— START OF Input records —

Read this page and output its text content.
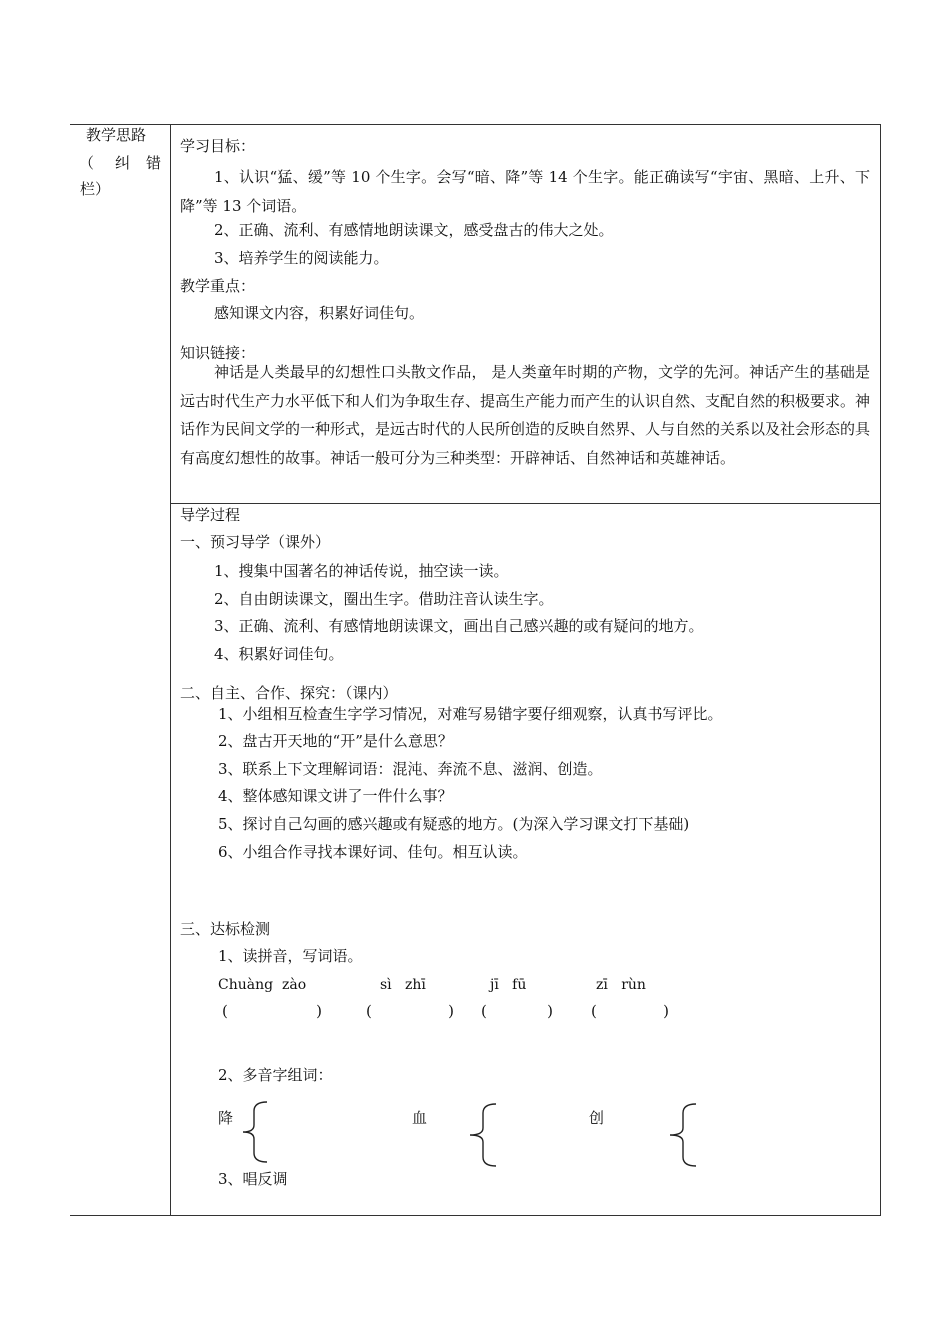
教学思路
（ 纠 错
栏）
学习目标：
1、认识“猛、缓”等 10 个生字。会写“暗、降”等 14 个生字。能正确读写“宇宙、黑暗、上升、下降”等 13 个词语。
2、正确、流利、有感情地朗读课文，感受盘古的伟大之处。
3、培养学生的阅读能力。
教学重点：
感知课文内容，积累好词佳句。
知识链接：
神话是人类最早的幻想性口头散文作品， 是人类童年时期的产物，文学的先河。神话产生的基础是远古时代生产力水平低下和人们为争取生存、提高生产能力而产生的认识自然、支配自然的积极要求。神话作为民间文学的一种形式，是远古时代的人民所创造的反映自然界、人与自然的关系以及社会形态的具有高度幻想性的故事。神话一般可分为三种类型：开辟神话、自然神话和英雄神话。
导学过程
一、预习导学（课外）
1、搜集中国著名的神话传说，抽空读一读。
2、自由朗读课文，圈出生字。借助注音认读生字。
3、正确、流利、有感情地朗读课文，画出自己感兴趣的或有疑问的地方。
4、积累好词佳句。
二、自主、合作、探究：（课内）
1、小组相互检查生字学习情况，对难写易错字要仔细观察，认真书写评比。
2、盘古开天地的“开”是什么意思？
3、联系上下文理解词语：混沌、奔流不息、滋润、创造。
4、整体感知课文讲了一件什么事？
5、探讨自己勾画的感兴趣或有疑惑的地方。(为深入学习课文打下基础)
6、小组合作寻找本课好词、佳句。相互认读。
三、达标检测
1、读拼音，写词语。
Chuàng  zào	sì   zhī	jī   fū	zī   rùn
(	)	(	) (	)	(	)
2、多音字组词：
降	血	创
3、唱反调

— END OF Input records —

Exercise aim: Could you repeat all of the material exactly? Pictures should not be copied.

Reply to the task:
Read this page and output its text content.
教学思路
（ 纠 错
栏）
学习目标：
1、认识“猛、缓”等 10 个生字。会写“暗、降”等 14 个生字。能正确读写“宇宙、黑暗、上升、下降”等 13 个词语。
2、正确、流利、有感情地朗读课文，感受盘古的伟大之处。
3、培养学生的阅读能力。
教学重点：
感知课文内容，积累好词佳句。
知识链接：
神话是人类最早的幻想性口头散文作品， 是人类童年时期的产物，文学的先河。神话产生的基础是远古时代生产力水平低下和人们为争取生存、提高生产能力而产生的认识自然、支配自然的积极要求。神话作为民间文学的一种形式，是远古时代的人民所创造的反映自然界、人与自然的关系以及社会形态的具有高度幻想性的故事。神话一般可分为三种类型：开辟神话、自然神话和英雄神话。
导学过程
一、预习导学（课外）
1、搜集中国著名的神话传说，抽空读一读。
2、自由朗读课文，圈出生字。借助注音认读生字。
3、正确、流利、有感情地朗读课文，画出自己感兴趣的或有疑问的地方。
4、积累好词佳句。
二、自主、合作、探究：（课内）
1、小组相互检查生字学习情况，对难写易错字要仔细观察，认真书写评比。
2、盘古开天地的“开”是什么意思？
3、联系上下文理解词语：混沌、奔流不息、滋润、创造。
4、整体感知课文讲了一件什么事？
5、探讨自己勾画的感兴趣或有疑惑的地方。(为深入学习课文打下基础)
6、小组合作寻找本课好词、佳句。相互认读。
三、达标检测
1、读拼音，写词语。
Chuàng  zào	sì   zhī	jī   fū	zī   rùn
(	)	(	) (	)	(	)
2、多音字组词：
降	血	创
3、唱反调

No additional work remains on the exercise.